Entries
%%

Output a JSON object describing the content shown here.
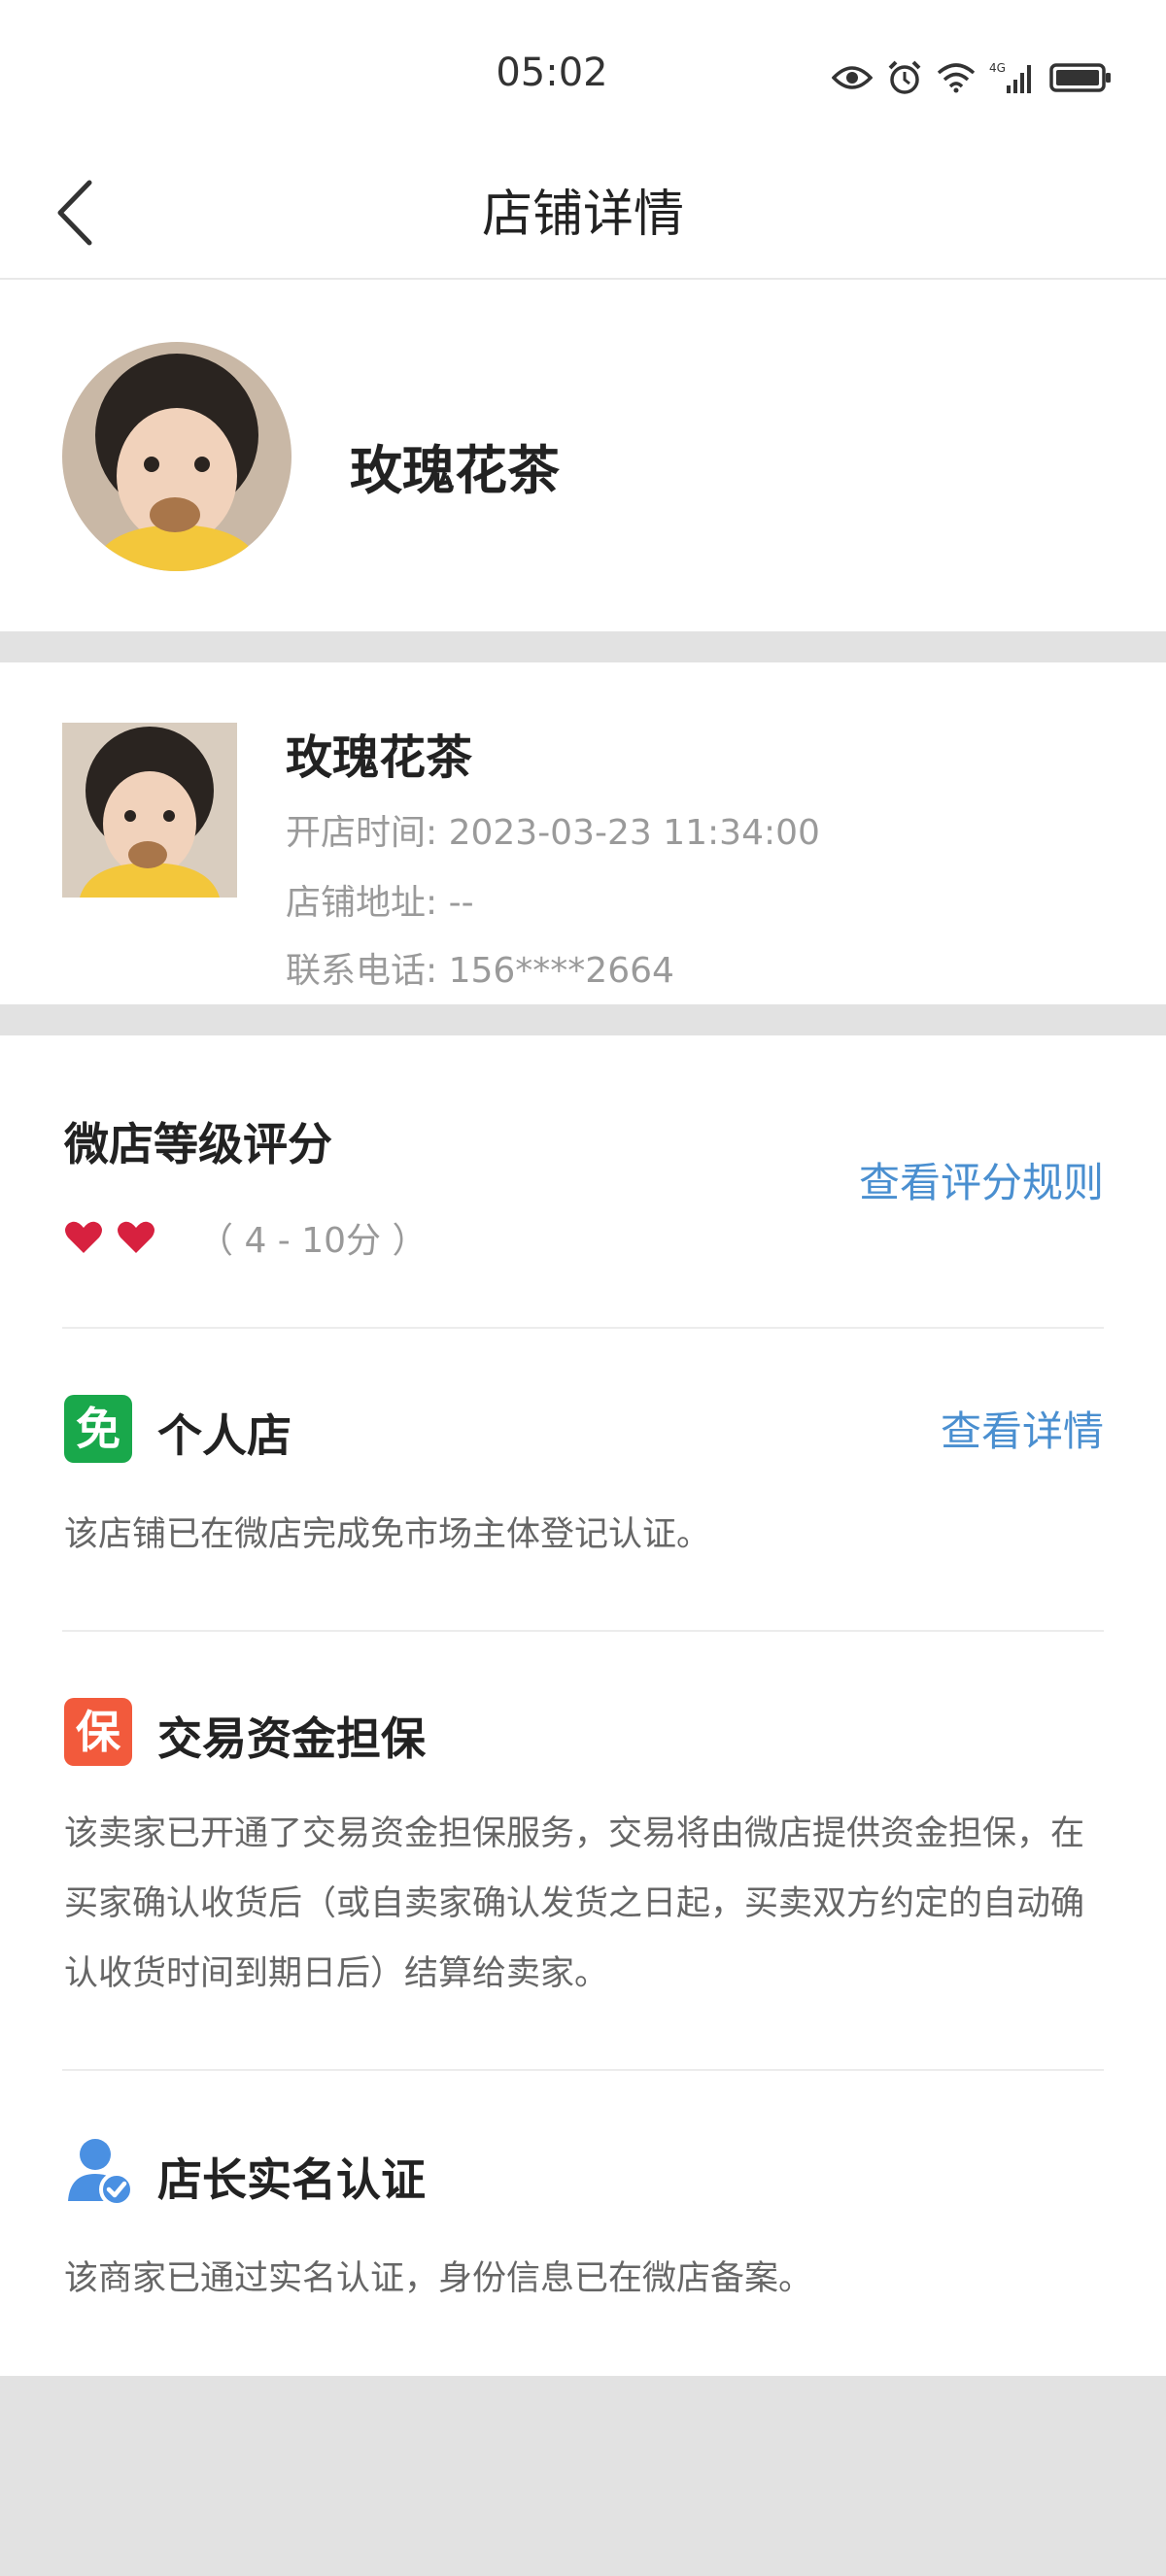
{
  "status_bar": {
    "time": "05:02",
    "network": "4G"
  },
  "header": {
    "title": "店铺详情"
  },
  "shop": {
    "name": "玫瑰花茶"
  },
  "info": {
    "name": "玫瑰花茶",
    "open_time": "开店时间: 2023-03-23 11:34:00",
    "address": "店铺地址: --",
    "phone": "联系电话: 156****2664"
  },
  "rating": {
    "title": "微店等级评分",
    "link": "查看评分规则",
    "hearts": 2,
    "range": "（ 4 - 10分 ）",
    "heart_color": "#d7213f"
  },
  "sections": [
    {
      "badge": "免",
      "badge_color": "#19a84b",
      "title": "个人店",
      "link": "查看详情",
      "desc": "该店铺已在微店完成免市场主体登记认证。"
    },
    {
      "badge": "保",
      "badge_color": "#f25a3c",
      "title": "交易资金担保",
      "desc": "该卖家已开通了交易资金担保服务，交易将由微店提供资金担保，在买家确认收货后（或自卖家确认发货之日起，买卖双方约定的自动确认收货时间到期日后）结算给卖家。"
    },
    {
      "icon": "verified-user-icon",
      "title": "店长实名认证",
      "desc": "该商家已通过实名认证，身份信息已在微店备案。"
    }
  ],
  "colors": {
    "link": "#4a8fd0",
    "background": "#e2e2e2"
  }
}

%%

In the lines above, locate the string "title". Copy every line where it occurs.

Result below
    "title": "店铺详情"
    "title": "微店等级评分",
      "title": "个人店",
      "title": "交易资金担保",
      "title": "店长实名认证",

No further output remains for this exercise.